DOCUMENT EXCERPT:
If you're not a serious gamer, scale back on the video card and sound card.
If you don't do video editing, high-resolution image editing, or install many large appplications, you could go with less than 100GB hard drive space.
If you don't watch DVD movies on your system, you could drop the DVD drive.
If you don't run many programs at once, or do memory-intensive tasks (image editing), you can reduce the RAM to about 256MB or even 128MB.
If you don't need the power that system provides, you can get a very capable system for about half the price. For comparison, here is a mid-range Dell system, including monitor.

MATERIAL SUPPLIED:
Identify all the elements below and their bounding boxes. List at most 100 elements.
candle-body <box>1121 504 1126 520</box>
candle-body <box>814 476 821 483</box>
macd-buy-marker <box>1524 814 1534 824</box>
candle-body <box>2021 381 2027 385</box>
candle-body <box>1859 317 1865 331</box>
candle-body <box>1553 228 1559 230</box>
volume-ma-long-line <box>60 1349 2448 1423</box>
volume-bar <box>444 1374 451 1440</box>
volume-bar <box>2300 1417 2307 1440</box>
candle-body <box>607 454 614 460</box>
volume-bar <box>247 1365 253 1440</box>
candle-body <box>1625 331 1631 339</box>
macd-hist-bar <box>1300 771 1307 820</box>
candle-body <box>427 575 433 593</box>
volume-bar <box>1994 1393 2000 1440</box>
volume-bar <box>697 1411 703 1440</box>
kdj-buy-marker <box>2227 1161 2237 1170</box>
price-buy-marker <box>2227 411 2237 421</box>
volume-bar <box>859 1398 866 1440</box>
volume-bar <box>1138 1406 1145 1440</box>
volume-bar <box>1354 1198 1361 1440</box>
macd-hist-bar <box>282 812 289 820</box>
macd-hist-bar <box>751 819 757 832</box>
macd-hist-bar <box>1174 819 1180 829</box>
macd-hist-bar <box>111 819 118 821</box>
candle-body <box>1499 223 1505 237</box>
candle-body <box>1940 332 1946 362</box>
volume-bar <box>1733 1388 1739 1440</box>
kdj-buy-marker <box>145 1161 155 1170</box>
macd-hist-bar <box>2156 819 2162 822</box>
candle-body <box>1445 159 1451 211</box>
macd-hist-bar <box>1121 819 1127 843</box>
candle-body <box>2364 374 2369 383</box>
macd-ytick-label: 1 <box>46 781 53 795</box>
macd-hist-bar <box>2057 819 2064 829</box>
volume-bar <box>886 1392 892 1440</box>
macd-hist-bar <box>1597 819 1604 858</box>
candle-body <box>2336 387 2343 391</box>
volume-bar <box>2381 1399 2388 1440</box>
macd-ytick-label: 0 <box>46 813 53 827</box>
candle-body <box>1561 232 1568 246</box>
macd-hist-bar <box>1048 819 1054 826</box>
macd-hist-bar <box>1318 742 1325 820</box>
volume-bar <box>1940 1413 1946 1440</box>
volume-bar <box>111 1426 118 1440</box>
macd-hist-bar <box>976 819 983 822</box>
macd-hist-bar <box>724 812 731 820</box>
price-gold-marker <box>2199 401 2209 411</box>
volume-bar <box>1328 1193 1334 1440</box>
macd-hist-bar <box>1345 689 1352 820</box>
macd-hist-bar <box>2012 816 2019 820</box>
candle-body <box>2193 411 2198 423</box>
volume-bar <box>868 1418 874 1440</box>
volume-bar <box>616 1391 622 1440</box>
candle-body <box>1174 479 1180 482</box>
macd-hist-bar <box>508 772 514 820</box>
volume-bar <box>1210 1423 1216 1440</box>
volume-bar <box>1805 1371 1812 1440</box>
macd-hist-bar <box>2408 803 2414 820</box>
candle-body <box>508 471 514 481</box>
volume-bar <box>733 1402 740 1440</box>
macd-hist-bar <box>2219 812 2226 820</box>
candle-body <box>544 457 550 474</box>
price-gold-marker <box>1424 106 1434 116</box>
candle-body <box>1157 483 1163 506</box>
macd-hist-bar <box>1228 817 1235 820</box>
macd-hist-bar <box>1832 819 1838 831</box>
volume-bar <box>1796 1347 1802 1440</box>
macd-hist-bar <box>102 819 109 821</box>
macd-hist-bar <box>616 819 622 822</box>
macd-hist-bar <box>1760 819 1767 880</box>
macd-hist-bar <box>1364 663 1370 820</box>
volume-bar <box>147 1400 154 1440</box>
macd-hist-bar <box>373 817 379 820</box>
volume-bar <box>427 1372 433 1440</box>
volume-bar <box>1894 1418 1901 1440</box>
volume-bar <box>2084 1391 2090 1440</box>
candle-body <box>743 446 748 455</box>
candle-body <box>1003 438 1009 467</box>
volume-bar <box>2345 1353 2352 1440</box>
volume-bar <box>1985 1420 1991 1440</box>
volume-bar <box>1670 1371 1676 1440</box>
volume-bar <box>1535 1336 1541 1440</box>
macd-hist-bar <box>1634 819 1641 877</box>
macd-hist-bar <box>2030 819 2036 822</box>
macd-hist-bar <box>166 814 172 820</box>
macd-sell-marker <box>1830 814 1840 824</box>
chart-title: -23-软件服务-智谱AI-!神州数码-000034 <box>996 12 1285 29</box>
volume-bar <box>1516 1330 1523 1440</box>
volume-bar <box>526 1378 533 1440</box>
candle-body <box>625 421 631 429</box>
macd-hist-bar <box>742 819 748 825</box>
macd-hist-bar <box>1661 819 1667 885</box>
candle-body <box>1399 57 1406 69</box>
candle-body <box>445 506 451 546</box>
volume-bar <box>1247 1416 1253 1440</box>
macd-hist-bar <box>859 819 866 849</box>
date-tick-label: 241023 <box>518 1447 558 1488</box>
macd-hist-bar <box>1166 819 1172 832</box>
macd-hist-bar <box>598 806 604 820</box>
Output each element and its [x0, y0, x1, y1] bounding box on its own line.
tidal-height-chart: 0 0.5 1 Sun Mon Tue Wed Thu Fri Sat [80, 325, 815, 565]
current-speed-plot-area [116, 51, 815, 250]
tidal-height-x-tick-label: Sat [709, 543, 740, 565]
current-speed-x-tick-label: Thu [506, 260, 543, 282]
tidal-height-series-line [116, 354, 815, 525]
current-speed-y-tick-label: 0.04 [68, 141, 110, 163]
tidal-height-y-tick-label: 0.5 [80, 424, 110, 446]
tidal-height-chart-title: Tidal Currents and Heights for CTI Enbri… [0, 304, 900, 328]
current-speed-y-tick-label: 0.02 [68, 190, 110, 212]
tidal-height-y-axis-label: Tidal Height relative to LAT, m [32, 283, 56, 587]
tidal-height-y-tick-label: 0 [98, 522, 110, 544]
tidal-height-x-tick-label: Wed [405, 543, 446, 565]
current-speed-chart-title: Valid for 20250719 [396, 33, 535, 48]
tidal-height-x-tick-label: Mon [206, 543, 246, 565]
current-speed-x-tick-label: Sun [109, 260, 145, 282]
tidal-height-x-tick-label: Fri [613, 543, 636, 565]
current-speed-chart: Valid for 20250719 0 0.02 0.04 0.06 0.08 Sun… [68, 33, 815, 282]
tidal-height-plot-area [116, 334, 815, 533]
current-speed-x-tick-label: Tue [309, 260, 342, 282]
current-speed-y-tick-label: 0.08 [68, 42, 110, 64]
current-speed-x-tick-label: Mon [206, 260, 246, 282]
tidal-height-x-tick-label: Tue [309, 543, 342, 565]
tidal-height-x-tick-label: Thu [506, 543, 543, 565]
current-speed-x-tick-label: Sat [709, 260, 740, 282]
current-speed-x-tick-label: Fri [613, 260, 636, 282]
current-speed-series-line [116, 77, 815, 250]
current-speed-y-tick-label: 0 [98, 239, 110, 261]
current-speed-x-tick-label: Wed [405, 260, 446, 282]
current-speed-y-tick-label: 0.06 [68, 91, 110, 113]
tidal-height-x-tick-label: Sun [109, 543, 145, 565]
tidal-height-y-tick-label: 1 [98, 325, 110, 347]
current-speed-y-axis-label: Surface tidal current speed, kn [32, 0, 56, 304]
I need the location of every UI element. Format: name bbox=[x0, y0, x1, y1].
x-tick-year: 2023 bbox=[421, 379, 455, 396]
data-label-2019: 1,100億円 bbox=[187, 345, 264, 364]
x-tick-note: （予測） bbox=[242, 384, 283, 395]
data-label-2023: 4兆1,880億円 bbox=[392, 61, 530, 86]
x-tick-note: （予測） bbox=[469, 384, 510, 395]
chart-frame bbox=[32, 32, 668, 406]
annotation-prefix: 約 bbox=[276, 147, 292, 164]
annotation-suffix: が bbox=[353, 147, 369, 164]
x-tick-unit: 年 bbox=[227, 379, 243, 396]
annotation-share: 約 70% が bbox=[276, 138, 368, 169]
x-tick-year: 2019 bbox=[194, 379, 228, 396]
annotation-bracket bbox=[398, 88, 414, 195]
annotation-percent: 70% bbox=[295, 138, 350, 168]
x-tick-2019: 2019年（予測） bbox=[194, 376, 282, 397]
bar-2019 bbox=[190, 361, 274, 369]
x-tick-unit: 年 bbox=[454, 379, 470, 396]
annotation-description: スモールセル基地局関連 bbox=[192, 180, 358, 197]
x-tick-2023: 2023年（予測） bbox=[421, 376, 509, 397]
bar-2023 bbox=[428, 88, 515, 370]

ACTIVITY LIST:
a – Print the computer-hardware advice word for word, starting at "If you don't do" and ending at "hard drive space.".
b – Carry on the computer-hardware advice from its final sentence.
The rows are separate material and are not part of the computer-hardware advice.

ANSWER SET:
a –
If you don't do video editing, high-resolution image editing, or install many large appplications, you could go with less than 100GB hard drive space.

b –
Price: $1380
Dell Dimension 4300 Series: Dimension® 4300 Series, Pentium® 4 Processor at 1.7 GHz
Memory: 256MB SDRAM
Keyboard: Dell® Enhanced Quiet Key Keyboard
Monitor: 17 in (16.0 in viewable,.24-.25AG) P792 FD Trinitron® Monitor
Video Card: 32MB NVIDIA GeForce2 MX 4X AGP Graphics Card with TV-Out
Hard Drive: 40GB Ultra ATA/100 Hard Drive
Floppy Drive: 3.5 in Floppy Drive
Operating System: Microsoft® Windows® XP Home Edition¹²
Mouse: MS IntelliMouse®
Network Card: 10/100 PCI Fast Ethernet NIC
Modem: 56K PCI Data Fax Modem for Windows
DVD ROM or CD-ROM Drive: FREE Upgrade! 16x/10x/40x CD-RW Drive with Roxio's Easy CD Creator®
Sound Card: SB Live! Digital Sound card
Speakers: Harman Kardon Speakers
Bundled Software: Microsoft® Works Suite 2001 with Money 2001 Standard
Digital Music: Dell Jukebox powered by MusicMatch 6.0 for XP
Digital Imaging Software: Image Expert®2000 for XP,Dell Edition
3Yr Ltd. Warranty- 3Yrs At-Home Service + Lifetime Phone Support
Choose Your Free or Discounted Special Offer: FREE! Epson Stylus C40UX InkJet (USB cable not included)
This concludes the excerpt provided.